> [What this task involves]: Return every line of the material below verbatim, omitting the pictures.
--------------------------------------------------
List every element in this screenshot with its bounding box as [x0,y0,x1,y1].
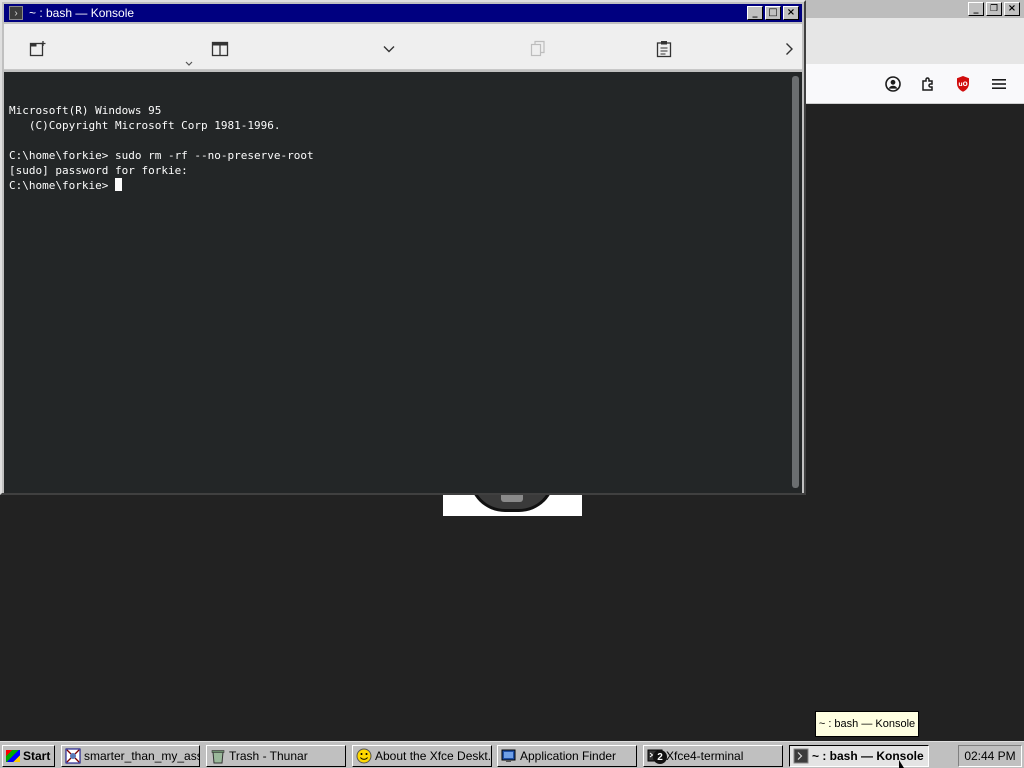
browser-titlebar: _ ❐ × [804,0,1024,18]
task-label: Xfce4-terminal [666,749,744,763]
terminal-line: C:\home\forkie> sudo rm -rf --no-preserv… [9,149,314,162]
taskbar-item-thunar[interactable]: Trash - Thunar [206,745,346,767]
terminal-output[interactable]: Microsoft(R) Windows 95 (C)Copyright Mic… [4,72,790,493]
taskbar-tooltip: ~ : bash — Konsole [815,711,919,737]
chevron-down-icon[interactable] [379,39,399,59]
chevron-down-icon[interactable] [179,54,199,74]
app-finder-icon [501,748,517,764]
task-label: ~ : bash — Konsole [812,749,924,763]
close-button[interactable]: × [783,6,799,20]
svg-text:uO: uO [958,81,967,88]
window-title: ~ : bash — Konsole [29,6,135,20]
konsole-titlebar[interactable]: › ~ : bash — Konsole _ □ × [4,4,802,22]
taskbar: Start smarter_than_my_ass... Trash - Thu… [0,741,1024,768]
task-label: Trash - Thunar [229,749,308,763]
task-label: About the Xfce Deskt... [375,749,492,763]
taskbar-item-image[interactable]: smarter_than_my_ass... [61,745,200,767]
taskbar-item-konsole[interactable]: ~ : bash — Konsole [789,745,929,767]
taskbar-item-about-xfce[interactable]: About the Xfce Deskt... [352,745,492,767]
account-icon[interactable] [884,75,902,93]
text-cursor [114,178,122,191]
browser-close-button[interactable]: × [1004,2,1020,16]
trash-icon [210,748,226,764]
paste-icon[interactable] [654,39,674,59]
konsole-window: › ~ : bash — Konsole _ □ × Microsoft(R) … [0,0,806,495]
terminal-line: [sudo] password for forkie: [9,164,188,177]
terminal-line: (C)Copyright Microsoft Corp 1981-1996. [9,119,281,132]
minimize-button[interactable]: _ [747,6,763,20]
konsole-icon [793,748,809,764]
terminal-text: Microsoft(R) Windows 95 (C)Copyright Mic… [9,103,790,193]
task-label: Application Finder [520,749,617,763]
start-button[interactable]: Start [2,745,55,767]
hamburger-menu-icon[interactable] [990,75,1008,93]
scrollbar-thumb[interactable] [792,76,799,488]
terminal-scrollbar[interactable] [790,72,802,493]
mouse-pointer-icon [899,760,904,768]
copy-icon[interactable] [528,39,548,59]
maximize-button[interactable]: □ [765,6,781,20]
extensions-icon[interactable] [919,75,937,93]
background-image-fragment [443,492,582,516]
terminal-line: Microsoft(R) Windows 95 [9,104,162,117]
background-browser-window: _ ❐ × uO [804,0,1024,104]
konsole-toolbar [4,24,802,70]
terminal-prompt: C:\home\forkie> [9,179,115,192]
new-tab-icon[interactable] [28,39,48,59]
chevron-right-icon[interactable] [779,39,799,59]
task-label: smarter_than_my_ass... [84,749,200,763]
browser-tab-strip [804,18,1024,64]
taskbar-item-app-finder[interactable]: Application Finder [497,745,637,767]
smiley-icon [356,748,372,764]
ublock-origin-icon[interactable]: uO [954,75,972,93]
window-count-badge: 2 [653,750,667,764]
browser-minimize-button[interactable]: _ [968,2,984,16]
konsole-app-icon[interactable]: › [9,6,23,20]
split-view-icon[interactable] [210,39,230,59]
browser-restore-button[interactable]: ❐ [986,2,1002,16]
windows-logo-icon [6,750,20,762]
browser-nav-bar: uO [804,64,1024,104]
image-icon [65,748,81,764]
system-clock[interactable]: 02:44 PM [958,745,1022,767]
start-label: Start [23,749,51,763]
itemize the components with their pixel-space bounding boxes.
--------------------------------------------------
> [Result of the task]:
List every element in this screenshot with its bounding box as [x0,y0,x1,y1].
browser-titlebar: _ ❐ × [804,0,1024,18]
task-label: Xfce4-terminal [666,749,744,763]
terminal-line: C:\home\forkie> sudo rm -rf --no-preserv… [9,149,314,162]
taskbar-item-thunar[interactable]: Trash - Thunar [206,745,346,767]
terminal-output[interactable]: Microsoft(R) Windows 95 (C)Copyright Mic… [4,72,790,493]
taskbar-tooltip: ~ : bash — Konsole [815,711,919,737]
chevron-down-icon[interactable] [379,39,399,59]
chevron-down-icon[interactable] [179,54,199,74]
app-finder-icon [501,748,517,764]
task-label: ~ : bash — Konsole [812,749,924,763]
close-button[interactable]: × [783,6,799,20]
svg-text:uO: uO [958,81,967,88]
window-title: ~ : bash — Konsole [29,6,135,20]
konsole-titlebar[interactable]: › ~ : bash — Konsole _ □ × [4,4,802,22]
taskbar: Start smarter_than_my_ass... Trash - Thu… [0,741,1024,768]
task-label: Trash - Thunar [229,749,308,763]
task-label: About the Xfce Deskt... [375,749,492,763]
taskbar-item-image[interactable]: smarter_than_my_ass... [61,745,200,767]
taskbar-item-konsole[interactable]: ~ : bash — Konsole [789,745,929,767]
taskbar-item-about-xfce[interactable]: About the Xfce Deskt... [352,745,492,767]
account-icon[interactable] [884,75,902,93]
text-cursor [114,178,122,191]
browser-close-button[interactable]: × [1004,2,1020,16]
trash-icon [210,748,226,764]
paste-icon[interactable] [654,39,674,59]
konsole-window: › ~ : bash — Konsole _ □ × Microsoft(R) … [0,0,806,495]
terminal-line: [sudo] password for forkie: [9,164,188,177]
terminal-line: (C)Copyright Microsoft Corp 1981-1996. [9,119,281,132]
minimize-button[interactable]: _ [747,6,763,20]
konsole-icon [793,748,809,764]
terminal-text: Microsoft(R) Windows 95 (C)Copyright Mic… [9,103,790,193]
task-label: Application Finder [520,749,617,763]
start-button[interactable]: Start [2,745,55,767]
hamburger-menu-icon[interactable] [990,75,1008,93]
scrollbar-thumb[interactable] [792,76,799,488]
terminal-scrollbar[interactable] [790,72,802,493]
mouse-pointer-icon [899,760,904,768]
copy-icon[interactable] [528,39,548,59]
maximize-button[interactable]: □ [765,6,781,20]
extensions-icon[interactable] [919,75,937,93]
background-image-fragment [443,492,582,516]
terminal-line: Microsoft(R) Windows 95 [9,104,162,117]
background-browser-window: _ ❐ × uO [804,0,1024,104]
konsole-toolbar [4,24,802,70]
terminal-prompt: C:\home\forkie> [9,179,115,192]
new-tab-icon[interactable] [28,39,48,59]
chevron-right-icon[interactable] [779,39,799,59]
task-label: smarter_than_my_ass... [84,749,200,763]
browser-tab-strip [804,18,1024,64]
taskbar-item-app-finder[interactable]: Application Finder [497,745,637,767]
smiley-icon [356,748,372,764]
ublock-origin-icon[interactable]: uO [954,75,972,93]
window-count-badge: 2 [653,750,667,764]
browser-minimize-button[interactable]: _ [968,2,984,16]
konsole-app-icon[interactable]: › [9,6,23,20]
split-view-icon[interactable] [210,39,230,59]
browser-restore-button[interactable]: ❐ [986,2,1002,16]
windows-logo-icon [6,750,20,762]
browser-nav-bar: uO [804,64,1024,104]
image-icon [65,748,81,764]
system-clock[interactable]: 02:44 PM [958,745,1022,767]
start-label: Start [23,749,51,763]
itemize the components with their pixel-space bounding boxes.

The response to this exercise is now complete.